(Exercício proposto a):
Responda a estas perguntas com base no texto sobre Canudos:
(i) Qual era o nome do arcebispo da Bahia?
(ii) Em que mês e ano o chefe de polícia de Itapicuru de Cima informou o chefe de polícia da Bahia sobre a construção de uma capela?
(iii) Segundo essa comunicação, até quantas pessoas o pregador reunia para rezas e sermões?

##### Texto de origem #####

As escolas e seminários passaram a formar o clero, com base nas determinações diretas de Roma. O arcebispo da Bahia, dom Luís dos Santos, encontrou forte resistência de padres dentro de suas comunidades.

Pregadores e místicos leigos, mesmo proibidos de atuar pelo clero, continuaram a agir, inclusive com apoio de padres, no sertão baiano.

Conselheiro foi acusado pelo arcebispo da Bahia de pregar ao povo "doutrinas supersticiosas e uma moral excessivamente rígida". O semanário O Rabudo, fez a mesma acusação. Em 1985, pouco antes da Guerra de Canudos, o capuchinho João Evangelista de Monte Marciano denunciou ainda o ascetismo extremado dos seguidores de Conselheiro. Nina Rodrigues também alertou para as tendências "comunistas" desses seguidores.

As elites não permitem que a miséria popular se torne virtude religiosa. Quando isso acontece, a pobreza antes vista como inferioridade, torna-se uma condição para a Salvação. Se a pobreza apresenta-se como qualidade moral, a riqueza e o luxo das elites tornam-se símbolos de decadência e corrupção moral.

As instruções dadas por dom Luís dos Santos, eram para tentar coibir os "abusos" permitidos pelo próprio clero, mas suas determinações alcançaram resultados parciais. O arcebispo não conhecia as dificuldades vividas por dezenas de párocos do interior da Bahia. Porém, mesmo assim, a relação do pregador com o clero foi minada. Da conivência, da colaboração e omissão, passou-se a perseguição.

Em novembro de 1886, o chefe de polícia de Itapicuru de Cima, comunicou ao chefe de polícia da Bahia que conselheiro estava construindo ali uma capela. ele alegava que estavam com o pregador homens armados e que este reunia até mil pessoas para rezas e sermões. Informava ainda que o vigário de Inhambupe estava em conflito aberto com os conselheiristas.

Conselheiro continuava a ter sucesso nas práticas religiosas permitidas aos laicos pelo direito canônico. esta carta nada de novo apresentava a não ser a declaração do delegado de que os seguidores se armavam não só da "Palavra Sagrada", mas também de cacetetes, facas, facões e pequenas carabinas.

Os historiadores da Guerra de Canudos, pouca importância dedicaram à organização dos seguidores do pregador antes da formação do arraial de Belo Monte. O missionário e andarilho fundara um pequeno povoado. Abelardo Montenegro ( biografo ), afirma que ele transformou uma fazenda em povoado:

"Antônio construía, em 1886,
a capela de Bom Jesus,
onde trabalhavam às expensas do povo muitos homens,
inclusive cearenses,
nos quais depositava a mais cega confiança.

##### Registros a utilizar #####

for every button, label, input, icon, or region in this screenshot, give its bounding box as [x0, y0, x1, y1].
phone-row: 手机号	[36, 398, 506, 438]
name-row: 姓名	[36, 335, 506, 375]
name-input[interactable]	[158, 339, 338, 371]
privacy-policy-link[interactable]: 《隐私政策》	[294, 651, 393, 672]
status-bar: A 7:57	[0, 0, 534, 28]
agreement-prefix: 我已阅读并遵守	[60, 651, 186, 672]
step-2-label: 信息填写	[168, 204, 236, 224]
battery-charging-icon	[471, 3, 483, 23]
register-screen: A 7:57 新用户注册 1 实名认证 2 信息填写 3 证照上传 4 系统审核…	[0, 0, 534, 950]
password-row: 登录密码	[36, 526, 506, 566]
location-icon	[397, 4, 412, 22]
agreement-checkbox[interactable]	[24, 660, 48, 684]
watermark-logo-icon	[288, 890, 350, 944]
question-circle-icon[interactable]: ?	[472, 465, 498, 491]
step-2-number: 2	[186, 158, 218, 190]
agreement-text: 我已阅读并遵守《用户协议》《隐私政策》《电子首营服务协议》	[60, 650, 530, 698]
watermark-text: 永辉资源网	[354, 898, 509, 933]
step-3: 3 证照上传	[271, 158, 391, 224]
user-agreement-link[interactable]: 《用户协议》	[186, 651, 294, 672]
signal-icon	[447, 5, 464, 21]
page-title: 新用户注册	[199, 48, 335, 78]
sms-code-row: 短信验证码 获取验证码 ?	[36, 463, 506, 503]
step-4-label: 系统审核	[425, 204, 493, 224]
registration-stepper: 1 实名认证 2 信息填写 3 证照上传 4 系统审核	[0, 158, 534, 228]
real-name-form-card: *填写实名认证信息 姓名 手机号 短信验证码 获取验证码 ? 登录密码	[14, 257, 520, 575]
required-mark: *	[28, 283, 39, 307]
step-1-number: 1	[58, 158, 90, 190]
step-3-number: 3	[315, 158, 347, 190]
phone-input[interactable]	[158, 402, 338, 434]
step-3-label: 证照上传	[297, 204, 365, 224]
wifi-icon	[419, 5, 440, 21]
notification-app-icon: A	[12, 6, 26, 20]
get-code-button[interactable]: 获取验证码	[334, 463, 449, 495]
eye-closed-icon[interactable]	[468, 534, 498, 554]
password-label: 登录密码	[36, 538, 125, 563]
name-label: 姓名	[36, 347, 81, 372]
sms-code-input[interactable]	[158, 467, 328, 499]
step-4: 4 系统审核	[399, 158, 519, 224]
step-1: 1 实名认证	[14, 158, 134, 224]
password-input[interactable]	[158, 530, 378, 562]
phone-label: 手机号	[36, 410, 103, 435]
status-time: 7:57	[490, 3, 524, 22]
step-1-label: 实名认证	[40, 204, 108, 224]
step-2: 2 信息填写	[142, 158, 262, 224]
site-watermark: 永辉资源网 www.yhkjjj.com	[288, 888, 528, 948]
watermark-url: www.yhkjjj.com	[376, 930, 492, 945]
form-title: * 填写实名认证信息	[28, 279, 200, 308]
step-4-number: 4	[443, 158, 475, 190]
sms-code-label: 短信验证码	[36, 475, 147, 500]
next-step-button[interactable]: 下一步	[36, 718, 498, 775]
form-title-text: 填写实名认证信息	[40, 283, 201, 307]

#####

(Exercício proposto b):
Substitua "interactable" por "clickable" em tudo o que vai do início dos registros até a linha que contém "registration-stepper: 1 实名认证", incluindo as duas pontas, e mantenha o restante inalterado. Apresente somente essas linhas dos registros.

(Resposta completa a):
(i) Dom Luís dos Santos.
(ii) Em novembro de 1886.
(iii) Até mil pessoas.

(Resposta completa b):
for every button, label, input, icon, or region in this screenshot, give its bounding box as [x0, y0, x1, y1].
phone-row: 手机号	[36, 398, 506, 438]
name-row: 姓名	[36, 335, 506, 375]
name-input[clickable]	[158, 339, 338, 371]
privacy-policy-link[clickable]: 《隐私政策》	[294, 651, 393, 672]
status-bar: A 7:57	[0, 0, 534, 28]
agreement-prefix: 我已阅读并遵守	[60, 651, 186, 672]
step-2-label: 信息填写	[168, 204, 236, 224]
battery-charging-icon	[471, 3, 483, 23]
register-screen: A 7:57 新用户注册 1 实名认证 2 信息填写 3 证照上传 4 系统审核…	[0, 0, 534, 950]
password-row: 登录密码	[36, 526, 506, 566]
location-icon	[397, 4, 412, 22]
agreement-checkbox[clickable]	[24, 660, 48, 684]
watermark-logo-icon	[288, 890, 350, 944]
question-circle-icon[clickable]: ?	[472, 465, 498, 491]
step-2-number: 2	[186, 158, 218, 190]
agreement-text: 我已阅读并遵守《用户协议》《隐私政策》《电子首营服务协议》	[60, 650, 530, 698]
watermark-text: 永辉资源网	[354, 898, 509, 933]
step-3: 3 证照上传	[271, 158, 391, 224]
user-agreement-link[clickable]: 《用户协议》	[186, 651, 294, 672]
signal-icon	[447, 5, 464, 21]
page-title: 新用户注册	[199, 48, 335, 78]
sms-code-row: 短信验证码 获取验证码 ?	[36, 463, 506, 503]
step-4-label: 系统审核	[425, 204, 493, 224]
registration-stepper: 1 实名认证 2 信息填写 3 证照上传 4 系统审核	[0, 158, 534, 228]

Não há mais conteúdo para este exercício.